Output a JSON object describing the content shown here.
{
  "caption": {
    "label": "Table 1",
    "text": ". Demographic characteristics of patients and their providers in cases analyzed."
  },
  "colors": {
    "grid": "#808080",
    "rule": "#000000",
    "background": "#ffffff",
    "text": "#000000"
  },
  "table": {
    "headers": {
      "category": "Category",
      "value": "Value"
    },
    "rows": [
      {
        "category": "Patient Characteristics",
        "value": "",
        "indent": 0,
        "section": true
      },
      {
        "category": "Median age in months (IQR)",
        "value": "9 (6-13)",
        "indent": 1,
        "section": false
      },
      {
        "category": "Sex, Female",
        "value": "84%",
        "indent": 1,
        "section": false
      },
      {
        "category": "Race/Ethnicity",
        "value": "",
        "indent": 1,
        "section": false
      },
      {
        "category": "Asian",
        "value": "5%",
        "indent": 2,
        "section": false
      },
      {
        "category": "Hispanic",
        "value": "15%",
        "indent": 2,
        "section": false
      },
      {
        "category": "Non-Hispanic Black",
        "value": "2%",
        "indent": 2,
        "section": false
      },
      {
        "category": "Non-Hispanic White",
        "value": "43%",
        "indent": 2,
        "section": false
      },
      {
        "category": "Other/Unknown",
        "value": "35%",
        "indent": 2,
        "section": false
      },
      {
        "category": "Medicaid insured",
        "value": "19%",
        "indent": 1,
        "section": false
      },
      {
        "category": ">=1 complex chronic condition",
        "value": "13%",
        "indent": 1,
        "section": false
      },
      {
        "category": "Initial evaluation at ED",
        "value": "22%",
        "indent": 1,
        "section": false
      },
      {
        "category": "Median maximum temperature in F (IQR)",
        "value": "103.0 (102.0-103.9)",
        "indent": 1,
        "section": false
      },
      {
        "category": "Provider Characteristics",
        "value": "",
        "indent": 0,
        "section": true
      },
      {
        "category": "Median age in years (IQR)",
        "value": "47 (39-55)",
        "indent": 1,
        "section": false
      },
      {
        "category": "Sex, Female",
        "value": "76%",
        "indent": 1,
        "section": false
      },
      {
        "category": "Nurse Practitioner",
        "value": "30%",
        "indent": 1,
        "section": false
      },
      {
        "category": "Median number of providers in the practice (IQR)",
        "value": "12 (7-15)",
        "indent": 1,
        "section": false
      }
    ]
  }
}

Exercise details :: Copy out, from the data above, every line holding the word "Median".

Task response ::
        "category": "Median age in months (IQR)",
        "category": "Median maximum temperature in F (IQR)",
        "category": "Median age in years (IQR)",
        "category": "Median number of providers in the practice (IQR)",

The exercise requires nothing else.